» **What the task asks**:
Pick out all lines of the entries that include the word "text" and copy them.

» **Data for this task**:
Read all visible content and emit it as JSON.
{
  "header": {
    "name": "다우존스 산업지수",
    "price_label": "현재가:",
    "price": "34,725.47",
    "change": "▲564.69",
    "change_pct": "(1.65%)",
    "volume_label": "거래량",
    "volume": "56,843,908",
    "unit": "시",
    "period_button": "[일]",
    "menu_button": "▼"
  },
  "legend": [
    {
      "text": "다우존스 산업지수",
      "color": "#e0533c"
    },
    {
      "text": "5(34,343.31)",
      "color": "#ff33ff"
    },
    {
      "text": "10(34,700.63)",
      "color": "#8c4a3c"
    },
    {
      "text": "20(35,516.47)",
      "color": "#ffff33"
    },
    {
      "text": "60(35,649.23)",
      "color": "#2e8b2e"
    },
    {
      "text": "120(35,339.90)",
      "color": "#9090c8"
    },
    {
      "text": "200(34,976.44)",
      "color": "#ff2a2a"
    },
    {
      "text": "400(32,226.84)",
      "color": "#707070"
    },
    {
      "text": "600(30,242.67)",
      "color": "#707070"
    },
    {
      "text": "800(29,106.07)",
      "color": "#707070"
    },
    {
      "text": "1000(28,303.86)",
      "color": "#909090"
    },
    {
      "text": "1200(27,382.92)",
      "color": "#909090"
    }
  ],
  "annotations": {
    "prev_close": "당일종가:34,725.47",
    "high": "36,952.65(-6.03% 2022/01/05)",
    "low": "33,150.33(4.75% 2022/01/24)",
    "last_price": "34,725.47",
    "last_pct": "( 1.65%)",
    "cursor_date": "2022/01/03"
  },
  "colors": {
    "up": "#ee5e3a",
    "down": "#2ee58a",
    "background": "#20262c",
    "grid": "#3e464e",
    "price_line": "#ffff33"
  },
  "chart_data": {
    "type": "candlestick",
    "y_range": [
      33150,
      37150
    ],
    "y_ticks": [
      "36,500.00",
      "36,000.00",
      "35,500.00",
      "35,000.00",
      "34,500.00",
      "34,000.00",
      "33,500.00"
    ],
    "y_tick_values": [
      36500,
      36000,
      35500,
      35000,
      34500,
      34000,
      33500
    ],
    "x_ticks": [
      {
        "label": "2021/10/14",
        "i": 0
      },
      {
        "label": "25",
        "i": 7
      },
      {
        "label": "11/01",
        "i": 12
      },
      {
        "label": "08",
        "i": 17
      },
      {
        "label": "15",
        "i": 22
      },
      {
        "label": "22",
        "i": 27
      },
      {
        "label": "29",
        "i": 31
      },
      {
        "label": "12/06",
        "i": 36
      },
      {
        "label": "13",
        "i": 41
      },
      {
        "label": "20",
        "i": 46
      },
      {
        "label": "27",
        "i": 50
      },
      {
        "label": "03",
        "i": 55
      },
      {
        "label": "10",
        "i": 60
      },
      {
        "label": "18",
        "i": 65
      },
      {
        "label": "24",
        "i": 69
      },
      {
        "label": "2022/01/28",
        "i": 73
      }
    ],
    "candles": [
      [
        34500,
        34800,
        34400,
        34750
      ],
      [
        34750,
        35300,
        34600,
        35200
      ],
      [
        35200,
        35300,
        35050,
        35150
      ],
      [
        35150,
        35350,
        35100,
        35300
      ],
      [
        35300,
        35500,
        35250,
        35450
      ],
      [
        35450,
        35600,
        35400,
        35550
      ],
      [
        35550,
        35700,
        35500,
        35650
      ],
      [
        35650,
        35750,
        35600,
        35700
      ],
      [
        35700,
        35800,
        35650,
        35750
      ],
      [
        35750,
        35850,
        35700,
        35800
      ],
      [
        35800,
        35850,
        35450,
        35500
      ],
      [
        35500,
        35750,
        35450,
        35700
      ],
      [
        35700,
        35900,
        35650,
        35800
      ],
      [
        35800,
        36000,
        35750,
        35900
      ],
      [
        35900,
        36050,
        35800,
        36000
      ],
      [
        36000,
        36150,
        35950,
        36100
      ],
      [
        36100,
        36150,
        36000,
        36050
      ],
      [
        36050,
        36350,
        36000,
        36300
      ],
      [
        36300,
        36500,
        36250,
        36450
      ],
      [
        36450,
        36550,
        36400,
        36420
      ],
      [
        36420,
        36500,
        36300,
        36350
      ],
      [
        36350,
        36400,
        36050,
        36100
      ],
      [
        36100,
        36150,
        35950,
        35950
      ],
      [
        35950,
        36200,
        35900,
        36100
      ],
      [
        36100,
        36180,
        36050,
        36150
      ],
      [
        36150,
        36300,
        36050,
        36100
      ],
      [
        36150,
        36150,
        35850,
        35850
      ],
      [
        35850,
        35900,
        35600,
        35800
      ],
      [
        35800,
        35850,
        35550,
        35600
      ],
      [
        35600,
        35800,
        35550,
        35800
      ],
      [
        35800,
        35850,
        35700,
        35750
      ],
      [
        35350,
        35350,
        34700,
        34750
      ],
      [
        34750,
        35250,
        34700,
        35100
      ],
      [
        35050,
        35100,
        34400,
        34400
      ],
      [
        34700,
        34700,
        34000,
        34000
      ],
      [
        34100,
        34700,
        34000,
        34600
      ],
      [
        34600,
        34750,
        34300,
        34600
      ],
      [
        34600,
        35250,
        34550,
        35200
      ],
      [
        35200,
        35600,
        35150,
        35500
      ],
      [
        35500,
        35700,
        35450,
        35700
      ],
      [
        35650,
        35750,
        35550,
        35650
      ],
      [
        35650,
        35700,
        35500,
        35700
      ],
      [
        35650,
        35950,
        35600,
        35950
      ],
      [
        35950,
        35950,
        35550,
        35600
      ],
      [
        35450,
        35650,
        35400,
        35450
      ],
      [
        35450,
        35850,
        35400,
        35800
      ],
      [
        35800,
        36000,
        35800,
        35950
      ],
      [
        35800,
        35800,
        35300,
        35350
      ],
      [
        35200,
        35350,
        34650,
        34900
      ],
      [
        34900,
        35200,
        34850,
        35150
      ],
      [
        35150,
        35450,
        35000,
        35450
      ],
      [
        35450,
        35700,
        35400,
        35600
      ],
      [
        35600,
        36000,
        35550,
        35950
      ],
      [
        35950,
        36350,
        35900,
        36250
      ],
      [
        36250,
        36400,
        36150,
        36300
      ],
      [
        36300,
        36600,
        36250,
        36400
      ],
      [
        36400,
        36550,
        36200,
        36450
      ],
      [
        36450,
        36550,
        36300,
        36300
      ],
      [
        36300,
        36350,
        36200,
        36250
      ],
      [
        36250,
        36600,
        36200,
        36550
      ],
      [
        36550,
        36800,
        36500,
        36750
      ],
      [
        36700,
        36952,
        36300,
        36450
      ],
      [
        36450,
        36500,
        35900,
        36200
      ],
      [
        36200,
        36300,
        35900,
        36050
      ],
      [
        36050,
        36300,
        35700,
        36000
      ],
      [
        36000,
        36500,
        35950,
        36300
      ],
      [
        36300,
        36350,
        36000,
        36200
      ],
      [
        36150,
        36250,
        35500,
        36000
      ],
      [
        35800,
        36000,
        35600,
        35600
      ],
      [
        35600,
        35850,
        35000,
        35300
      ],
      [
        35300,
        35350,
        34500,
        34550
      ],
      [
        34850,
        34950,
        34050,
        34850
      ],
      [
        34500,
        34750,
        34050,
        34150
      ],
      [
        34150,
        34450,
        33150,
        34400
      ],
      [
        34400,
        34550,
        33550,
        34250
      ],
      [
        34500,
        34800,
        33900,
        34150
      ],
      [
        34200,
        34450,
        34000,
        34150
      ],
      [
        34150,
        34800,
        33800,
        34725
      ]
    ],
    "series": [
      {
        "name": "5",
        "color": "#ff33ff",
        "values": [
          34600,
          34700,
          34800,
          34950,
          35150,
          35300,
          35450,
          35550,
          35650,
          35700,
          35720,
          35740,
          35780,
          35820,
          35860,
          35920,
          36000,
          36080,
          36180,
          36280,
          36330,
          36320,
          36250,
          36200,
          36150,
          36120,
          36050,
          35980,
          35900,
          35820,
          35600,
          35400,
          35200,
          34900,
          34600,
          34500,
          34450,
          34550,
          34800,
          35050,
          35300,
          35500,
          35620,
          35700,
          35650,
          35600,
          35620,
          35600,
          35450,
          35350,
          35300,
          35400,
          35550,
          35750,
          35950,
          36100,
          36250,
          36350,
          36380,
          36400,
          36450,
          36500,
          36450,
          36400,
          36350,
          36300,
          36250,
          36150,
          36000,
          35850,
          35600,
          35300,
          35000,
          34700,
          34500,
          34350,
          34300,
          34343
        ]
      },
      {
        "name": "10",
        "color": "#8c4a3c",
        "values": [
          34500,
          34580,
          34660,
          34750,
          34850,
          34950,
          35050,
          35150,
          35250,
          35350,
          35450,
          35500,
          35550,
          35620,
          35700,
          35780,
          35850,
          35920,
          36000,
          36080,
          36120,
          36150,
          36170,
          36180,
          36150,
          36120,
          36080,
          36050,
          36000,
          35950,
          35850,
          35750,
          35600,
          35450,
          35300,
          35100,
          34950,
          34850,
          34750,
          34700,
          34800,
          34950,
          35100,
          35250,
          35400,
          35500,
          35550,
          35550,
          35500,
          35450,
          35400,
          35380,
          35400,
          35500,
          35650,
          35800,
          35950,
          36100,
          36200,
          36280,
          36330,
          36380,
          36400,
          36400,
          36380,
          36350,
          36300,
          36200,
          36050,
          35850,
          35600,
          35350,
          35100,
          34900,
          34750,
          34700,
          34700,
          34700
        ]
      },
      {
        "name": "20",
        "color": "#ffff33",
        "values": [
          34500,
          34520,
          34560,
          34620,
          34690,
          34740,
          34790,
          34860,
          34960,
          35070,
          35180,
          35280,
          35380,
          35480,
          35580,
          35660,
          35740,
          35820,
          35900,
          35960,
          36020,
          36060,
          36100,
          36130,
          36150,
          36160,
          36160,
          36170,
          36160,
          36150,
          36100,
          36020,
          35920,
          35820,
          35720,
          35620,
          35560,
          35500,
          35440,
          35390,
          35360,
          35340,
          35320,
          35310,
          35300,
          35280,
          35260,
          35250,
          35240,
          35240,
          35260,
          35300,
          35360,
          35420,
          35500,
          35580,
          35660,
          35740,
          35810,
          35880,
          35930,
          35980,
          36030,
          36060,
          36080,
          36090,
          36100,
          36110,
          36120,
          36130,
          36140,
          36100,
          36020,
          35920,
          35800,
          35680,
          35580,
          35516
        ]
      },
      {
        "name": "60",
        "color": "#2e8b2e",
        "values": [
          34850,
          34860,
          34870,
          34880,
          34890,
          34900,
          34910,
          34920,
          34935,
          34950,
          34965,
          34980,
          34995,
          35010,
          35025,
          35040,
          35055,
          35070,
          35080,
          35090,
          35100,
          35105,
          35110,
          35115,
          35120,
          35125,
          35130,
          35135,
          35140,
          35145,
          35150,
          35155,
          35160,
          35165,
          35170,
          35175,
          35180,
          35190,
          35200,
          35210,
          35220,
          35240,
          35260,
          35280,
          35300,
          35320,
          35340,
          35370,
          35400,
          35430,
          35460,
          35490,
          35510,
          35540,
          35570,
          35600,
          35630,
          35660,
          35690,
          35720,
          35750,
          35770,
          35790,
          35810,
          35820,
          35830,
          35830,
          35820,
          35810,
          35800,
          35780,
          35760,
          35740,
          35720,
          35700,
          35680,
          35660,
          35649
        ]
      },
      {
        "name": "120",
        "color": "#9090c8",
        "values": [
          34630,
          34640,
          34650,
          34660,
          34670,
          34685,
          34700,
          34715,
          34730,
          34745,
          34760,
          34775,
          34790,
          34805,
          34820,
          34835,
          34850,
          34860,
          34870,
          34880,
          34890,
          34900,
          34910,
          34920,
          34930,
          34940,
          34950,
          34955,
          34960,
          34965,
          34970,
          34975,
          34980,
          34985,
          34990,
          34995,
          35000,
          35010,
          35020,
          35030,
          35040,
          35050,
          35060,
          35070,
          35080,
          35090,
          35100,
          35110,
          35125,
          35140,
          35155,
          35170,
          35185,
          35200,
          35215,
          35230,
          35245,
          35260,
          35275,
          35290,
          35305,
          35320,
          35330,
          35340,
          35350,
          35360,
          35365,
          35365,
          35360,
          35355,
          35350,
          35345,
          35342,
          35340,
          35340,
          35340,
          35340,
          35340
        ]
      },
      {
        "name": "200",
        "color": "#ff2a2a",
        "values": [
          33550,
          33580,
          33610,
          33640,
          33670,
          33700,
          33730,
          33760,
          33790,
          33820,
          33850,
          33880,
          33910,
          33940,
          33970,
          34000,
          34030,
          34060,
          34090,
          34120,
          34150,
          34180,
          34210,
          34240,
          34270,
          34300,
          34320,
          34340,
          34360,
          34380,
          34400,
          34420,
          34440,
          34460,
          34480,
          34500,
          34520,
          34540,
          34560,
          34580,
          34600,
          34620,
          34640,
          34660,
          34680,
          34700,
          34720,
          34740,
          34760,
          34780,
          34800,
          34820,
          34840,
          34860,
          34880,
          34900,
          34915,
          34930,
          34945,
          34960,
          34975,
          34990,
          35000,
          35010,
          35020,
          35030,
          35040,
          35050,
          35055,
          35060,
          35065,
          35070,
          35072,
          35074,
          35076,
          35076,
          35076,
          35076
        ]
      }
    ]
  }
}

» **Task output**:
      "text": "다우존스 산업지수",
      "text": "5(34,343.31)",
      "text": "10(34,700.63)",
      "text": "20(35,516.47)",
      "text": "60(35,649.23)",
      "text": "120(35,339.90)",
      "text": "200(34,976.44)",
      "text": "400(32,226.84)",
      "text": "600(30,242.67)",
      "text": "800(29,106.07)",
      "text": "1000(28,303.86)",
      "text": "1200(27,382.92)",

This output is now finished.